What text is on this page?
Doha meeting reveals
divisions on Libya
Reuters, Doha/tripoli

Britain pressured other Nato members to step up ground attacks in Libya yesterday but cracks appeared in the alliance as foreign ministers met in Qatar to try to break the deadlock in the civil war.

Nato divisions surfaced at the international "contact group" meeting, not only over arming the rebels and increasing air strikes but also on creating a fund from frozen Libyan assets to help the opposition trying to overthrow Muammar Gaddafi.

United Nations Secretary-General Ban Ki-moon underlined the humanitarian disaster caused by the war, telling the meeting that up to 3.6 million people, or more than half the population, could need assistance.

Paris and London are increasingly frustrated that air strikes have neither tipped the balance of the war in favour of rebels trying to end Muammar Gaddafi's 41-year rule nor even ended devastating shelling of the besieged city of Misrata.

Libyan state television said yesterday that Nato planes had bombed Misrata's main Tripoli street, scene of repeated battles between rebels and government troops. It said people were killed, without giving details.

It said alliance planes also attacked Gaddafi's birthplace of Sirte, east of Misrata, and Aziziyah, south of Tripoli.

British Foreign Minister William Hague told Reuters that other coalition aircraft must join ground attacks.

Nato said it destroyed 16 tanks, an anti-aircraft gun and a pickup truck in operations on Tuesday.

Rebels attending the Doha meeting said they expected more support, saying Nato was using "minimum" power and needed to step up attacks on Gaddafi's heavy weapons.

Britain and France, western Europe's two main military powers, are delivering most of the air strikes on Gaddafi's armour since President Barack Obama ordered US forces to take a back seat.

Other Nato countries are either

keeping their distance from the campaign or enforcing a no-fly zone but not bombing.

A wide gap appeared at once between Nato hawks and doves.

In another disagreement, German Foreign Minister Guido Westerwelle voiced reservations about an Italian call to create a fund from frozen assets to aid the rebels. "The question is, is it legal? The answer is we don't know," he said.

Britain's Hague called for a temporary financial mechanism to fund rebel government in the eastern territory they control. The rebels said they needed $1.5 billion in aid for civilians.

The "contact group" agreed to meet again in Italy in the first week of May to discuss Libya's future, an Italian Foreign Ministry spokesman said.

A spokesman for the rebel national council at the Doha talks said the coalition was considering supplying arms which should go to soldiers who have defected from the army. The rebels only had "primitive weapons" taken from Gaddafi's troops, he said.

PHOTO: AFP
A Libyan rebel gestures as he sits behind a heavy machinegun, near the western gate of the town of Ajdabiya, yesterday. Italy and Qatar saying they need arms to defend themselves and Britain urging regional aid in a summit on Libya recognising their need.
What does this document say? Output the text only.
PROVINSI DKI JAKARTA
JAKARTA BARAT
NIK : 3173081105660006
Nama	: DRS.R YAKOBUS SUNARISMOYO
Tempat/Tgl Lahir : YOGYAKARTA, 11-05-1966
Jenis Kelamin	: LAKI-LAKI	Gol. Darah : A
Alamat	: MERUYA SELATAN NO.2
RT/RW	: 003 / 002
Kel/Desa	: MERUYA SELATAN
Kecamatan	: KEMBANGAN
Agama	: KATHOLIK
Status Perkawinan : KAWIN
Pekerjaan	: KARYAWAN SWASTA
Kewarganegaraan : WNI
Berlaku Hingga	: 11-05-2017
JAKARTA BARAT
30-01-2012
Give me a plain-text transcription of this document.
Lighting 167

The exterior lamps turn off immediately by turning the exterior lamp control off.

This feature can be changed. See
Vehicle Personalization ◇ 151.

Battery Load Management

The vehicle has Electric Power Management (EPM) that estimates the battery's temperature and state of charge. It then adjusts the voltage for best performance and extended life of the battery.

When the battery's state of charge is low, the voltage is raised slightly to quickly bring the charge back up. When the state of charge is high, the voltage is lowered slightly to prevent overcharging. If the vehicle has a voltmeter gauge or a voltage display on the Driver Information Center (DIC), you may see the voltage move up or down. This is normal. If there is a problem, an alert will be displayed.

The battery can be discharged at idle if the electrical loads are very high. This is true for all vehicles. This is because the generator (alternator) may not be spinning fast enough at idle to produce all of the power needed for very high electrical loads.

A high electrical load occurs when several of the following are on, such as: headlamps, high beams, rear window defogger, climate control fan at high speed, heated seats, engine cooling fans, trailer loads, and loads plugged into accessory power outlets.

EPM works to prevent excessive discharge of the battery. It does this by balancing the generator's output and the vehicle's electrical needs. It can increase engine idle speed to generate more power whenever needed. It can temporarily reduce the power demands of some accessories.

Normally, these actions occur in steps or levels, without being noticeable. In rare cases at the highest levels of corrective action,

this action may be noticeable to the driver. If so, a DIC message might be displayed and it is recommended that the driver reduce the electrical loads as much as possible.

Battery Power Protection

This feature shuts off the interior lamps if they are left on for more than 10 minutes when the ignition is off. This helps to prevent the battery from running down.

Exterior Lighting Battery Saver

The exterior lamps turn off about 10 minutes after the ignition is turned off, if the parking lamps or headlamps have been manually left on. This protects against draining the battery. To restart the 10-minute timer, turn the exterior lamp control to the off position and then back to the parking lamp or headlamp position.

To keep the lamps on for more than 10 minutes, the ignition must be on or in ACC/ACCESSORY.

=======

**Given request**
Count up every line above that has the word "weapons" in it; answer with the number alone.

**Problem solution**
2